• _The request_: Set down every entry again word for word, please, but skip the pictures.

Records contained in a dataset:
◇ ◇ ◇ ◇

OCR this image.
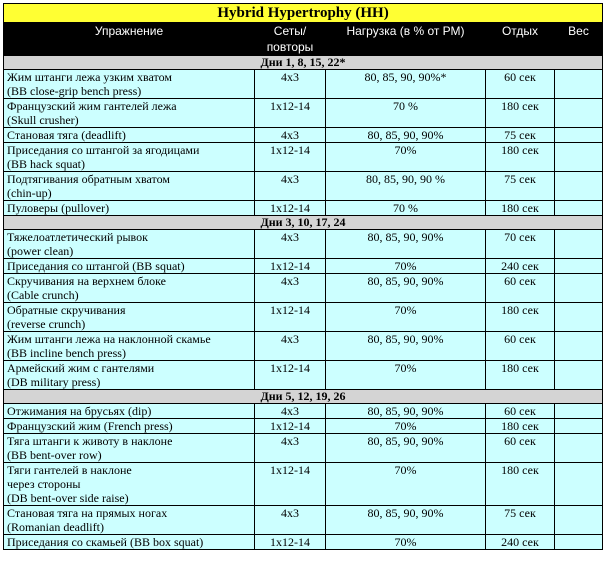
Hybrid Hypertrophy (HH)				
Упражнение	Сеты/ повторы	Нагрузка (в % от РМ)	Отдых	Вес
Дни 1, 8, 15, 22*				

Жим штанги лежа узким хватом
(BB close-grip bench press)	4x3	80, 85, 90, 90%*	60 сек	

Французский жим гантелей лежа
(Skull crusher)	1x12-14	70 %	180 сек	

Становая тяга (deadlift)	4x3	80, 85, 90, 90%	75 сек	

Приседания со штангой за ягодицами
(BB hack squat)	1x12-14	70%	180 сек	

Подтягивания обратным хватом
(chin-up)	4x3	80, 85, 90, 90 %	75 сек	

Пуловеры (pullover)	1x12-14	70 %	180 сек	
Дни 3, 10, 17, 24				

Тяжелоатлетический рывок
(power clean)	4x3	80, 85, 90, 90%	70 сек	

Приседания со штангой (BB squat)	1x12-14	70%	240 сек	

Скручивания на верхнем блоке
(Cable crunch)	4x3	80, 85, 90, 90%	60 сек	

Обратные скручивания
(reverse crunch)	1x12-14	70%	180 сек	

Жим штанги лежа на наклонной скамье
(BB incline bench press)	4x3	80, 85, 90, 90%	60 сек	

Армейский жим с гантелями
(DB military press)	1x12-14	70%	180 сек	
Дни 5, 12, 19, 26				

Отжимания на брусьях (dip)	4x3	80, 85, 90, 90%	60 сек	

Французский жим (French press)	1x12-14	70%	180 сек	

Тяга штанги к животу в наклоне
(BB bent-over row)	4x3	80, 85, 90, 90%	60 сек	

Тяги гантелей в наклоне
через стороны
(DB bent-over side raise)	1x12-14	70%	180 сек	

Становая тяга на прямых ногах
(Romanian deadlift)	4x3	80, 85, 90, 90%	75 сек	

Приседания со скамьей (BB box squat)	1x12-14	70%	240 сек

◇ ◇ ◇ ◇

• _Task answer_:
OCR this image.
Hybrid Hypertrophy (HH)				
Упражнение	Сеты/ повторы	Нагрузка (в % от РМ)	Отдых	Вес
Дни 1, 8, 15, 22*				

Жим штанги лежа узким хватом
(BB close-grip bench press)	4x3	80, 85, 90, 90%*	60 сек	

Французский жим гантелей лежа
(Skull crusher)	1x12-14	70 %	180 сек	

Становая тяга (deadlift)	4x3	80, 85, 90, 90%	75 сек	

Приседания со штангой за ягодицами
(BB hack squat)	1x12-14	70%	180 сек	

Подтягивания обратным хватом
(chin-up)	4x3	80, 85, 90, 90 %	75 сек	

Пуловеры (pullover)	1x12-14	70 %	180 сек	
Дни 3, 10, 17, 24				

Тяжелоатлетический рывок
(power clean)	4x3	80, 85, 90, 90%	70 сек	

Приседания со штангой (BB squat)	1x12-14	70%	240 сек	

Скручивания на верхнем блоке
(Cable crunch)	4x3	80, 85, 90, 90%	60 сек	

Обратные скручивания
(reverse crunch)	1x12-14	70%	180 сек	

Жим штанги лежа на наклонной скамье
(BB incline bench press)	4x3	80, 85, 90, 90%	60 сек	

Армейский жим с гантелями
(DB military press)	1x12-14	70%	180 сек	
Дни 5, 12, 19, 26				

Отжимания на брусьях (dip)	4x3	80, 85, 90, 90%	60 сек	

Французский жим (French press)	1x12-14	70%	180 сек	

Тяга штанги к животу в наклоне
(BB bent-over row)	4x3	80, 85, 90, 90%	60 сек	

Тяги гантелей в наклоне
через стороны
(DB bent-over side raise)	1x12-14	70%	180 сек	

Становая тяга на прямых ногах
(Romanian deadlift)	4x3	80, 85, 90, 90%	75 сек	

Приседания со скамьей (BB box squat)	1x12-14	70%	240 сек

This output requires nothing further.